▸ **WRITTEN INSTRUCTION**:
Reproduce all entries precisely as they are written.
..........
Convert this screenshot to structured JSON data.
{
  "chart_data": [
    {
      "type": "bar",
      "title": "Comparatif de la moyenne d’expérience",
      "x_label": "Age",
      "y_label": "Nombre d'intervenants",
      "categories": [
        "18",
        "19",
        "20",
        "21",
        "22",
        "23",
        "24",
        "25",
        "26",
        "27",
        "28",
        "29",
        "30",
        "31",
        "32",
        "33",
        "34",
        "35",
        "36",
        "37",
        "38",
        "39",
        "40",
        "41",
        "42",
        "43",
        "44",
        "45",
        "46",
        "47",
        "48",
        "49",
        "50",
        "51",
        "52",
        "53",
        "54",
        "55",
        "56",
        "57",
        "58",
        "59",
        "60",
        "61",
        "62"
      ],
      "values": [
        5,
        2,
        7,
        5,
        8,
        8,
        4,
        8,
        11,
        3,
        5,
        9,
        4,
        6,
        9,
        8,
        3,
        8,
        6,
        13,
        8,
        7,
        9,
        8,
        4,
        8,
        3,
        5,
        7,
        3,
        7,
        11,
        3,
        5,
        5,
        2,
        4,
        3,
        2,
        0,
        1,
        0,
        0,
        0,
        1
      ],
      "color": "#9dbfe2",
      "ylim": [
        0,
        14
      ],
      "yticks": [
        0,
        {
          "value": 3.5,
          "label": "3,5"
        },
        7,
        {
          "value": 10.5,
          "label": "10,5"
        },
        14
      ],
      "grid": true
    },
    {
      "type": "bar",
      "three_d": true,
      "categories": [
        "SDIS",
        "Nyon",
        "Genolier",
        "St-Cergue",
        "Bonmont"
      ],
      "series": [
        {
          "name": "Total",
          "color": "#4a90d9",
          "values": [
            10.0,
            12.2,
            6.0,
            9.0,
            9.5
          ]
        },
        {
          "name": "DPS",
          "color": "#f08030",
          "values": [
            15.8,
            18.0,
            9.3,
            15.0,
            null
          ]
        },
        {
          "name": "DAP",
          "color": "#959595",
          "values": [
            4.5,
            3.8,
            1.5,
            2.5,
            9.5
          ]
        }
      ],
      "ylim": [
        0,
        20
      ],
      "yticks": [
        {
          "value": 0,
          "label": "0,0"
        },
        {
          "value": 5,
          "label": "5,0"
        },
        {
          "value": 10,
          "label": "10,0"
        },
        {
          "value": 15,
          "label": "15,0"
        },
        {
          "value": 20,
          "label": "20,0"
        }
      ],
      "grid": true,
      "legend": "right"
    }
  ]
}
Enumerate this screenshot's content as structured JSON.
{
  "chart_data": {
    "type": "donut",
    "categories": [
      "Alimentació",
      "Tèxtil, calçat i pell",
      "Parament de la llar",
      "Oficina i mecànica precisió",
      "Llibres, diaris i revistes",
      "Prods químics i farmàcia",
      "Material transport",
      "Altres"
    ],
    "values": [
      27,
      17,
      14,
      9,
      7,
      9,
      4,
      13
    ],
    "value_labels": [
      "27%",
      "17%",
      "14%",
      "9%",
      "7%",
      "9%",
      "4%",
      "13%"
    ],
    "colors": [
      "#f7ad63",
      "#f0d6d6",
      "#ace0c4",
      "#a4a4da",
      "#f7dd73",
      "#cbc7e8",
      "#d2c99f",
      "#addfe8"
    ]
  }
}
..........
▸ **WRITTEN SOLUTION**:
Convert this screenshot to structured JSON data.
{
  "chart_data": [
    {
      "type": "bar",
      "title": "Comparatif de la moyenne d’expérience",
      "x_label": "Age",
      "y_label": "Nombre d'intervenants",
      "categories": [
        "18",
        "19",
        "20",
        "21",
        "22",
        "23",
        "24",
        "25",
        "26",
        "27",
        "28",
        "29",
        "30",
        "31",
        "32",
        "33",
        "34",
        "35",
        "36",
        "37",
        "38",
        "39",
        "40",
        "41",
        "42",
        "43",
        "44",
        "45",
        "46",
        "47",
        "48",
        "49",
        "50",
        "51",
        "52",
        "53",
        "54",
        "55",
        "56",
        "57",
        "58",
        "59",
        "60",
        "61",
        "62"
      ],
      "values": [
        5,
        2,
        7,
        5,
        8,
        8,
        4,
        8,
        11,
        3,
        5,
        9,
        4,
        6,
        9,
        8,
        3,
        8,
        6,
        13,
        8,
        7,
        9,
        8,
        4,
        8,
        3,
        5,
        7,
        3,
        7,
        11,
        3,
        5,
        5,
        2,
        4,
        3,
        2,
        0,
        1,
        0,
        0,
        0,
        1
      ],
      "color": "#9dbfe2",
      "ylim": [
        0,
        14
      ],
      "yticks": [
        0,
        {
          "value": 3.5,
          "label": "3,5"
        },
        7,
        {
          "value": 10.5,
          "label": "10,5"
        },
        14
      ],
      "grid": true
    },
    {
      "type": "bar",
      "three_d": true,
      "categories": [
        "SDIS",
        "Nyon",
        "Genolier",
        "St-Cergue",
        "Bonmont"
      ],
      "series": [
        {
          "name": "Total",
          "color": "#4a90d9",
          "values": [
            10.0,
            12.2,
            6.0,
            9.0,
            9.5
          ]
        },
        {
          "name": "DPS",
          "color": "#f08030",
          "values": [
            15.8,
            18.0,
            9.3,
            15.0,
            null
          ]
        },
        {
          "name": "DAP",
          "color": "#959595",
          "values": [
            4.5,
            3.8,
            1.5,
            2.5,
            9.5
          ]
        }
      ],
      "ylim": [
        0,
        20
      ],
      "yticks": [
        {
          "value": 0,
          "label": "0,0"
        },
        {
          "value": 5,
          "label": "5,0"
        },
        {
          "value": 10,
          "label": "10,0"
        },
        {
          "value": 15,
          "label": "15,0"
        },
        {
          "value": 20,
          "label": "20,0"
        }
      ],
      "grid": true,
      "legend": "right"
    }
  ]
}
Enumerate this screenshot's content as structured JSON.
{
  "chart_data": {
    "type": "donut",
    "categories": [
      "Alimentació",
      "Tèxtil, calçat i pell",
      "Parament de la llar",
      "Oficina i mecànica precisió",
      "Llibres, diaris i revistes",
      "Prods químics i farmàcia",
      "Material transport",
      "Altres"
    ],
    "values": [
      27,
      17,
      14,
      9,
      7,
      9,
      4,
      13
    ],
    "value_labels": [
      "27%",
      "17%",
      "14%",
      "9%",
      "7%",
      "9%",
      "4%",
      "13%"
    ],
    "colors": [
      "#f7ad63",
      "#f0d6d6",
      "#ace0c4",
      "#a4a4da",
      "#f7dd73",
      "#cbc7e8",
      "#d2c99f",
      "#addfe8"
    ]
  }
}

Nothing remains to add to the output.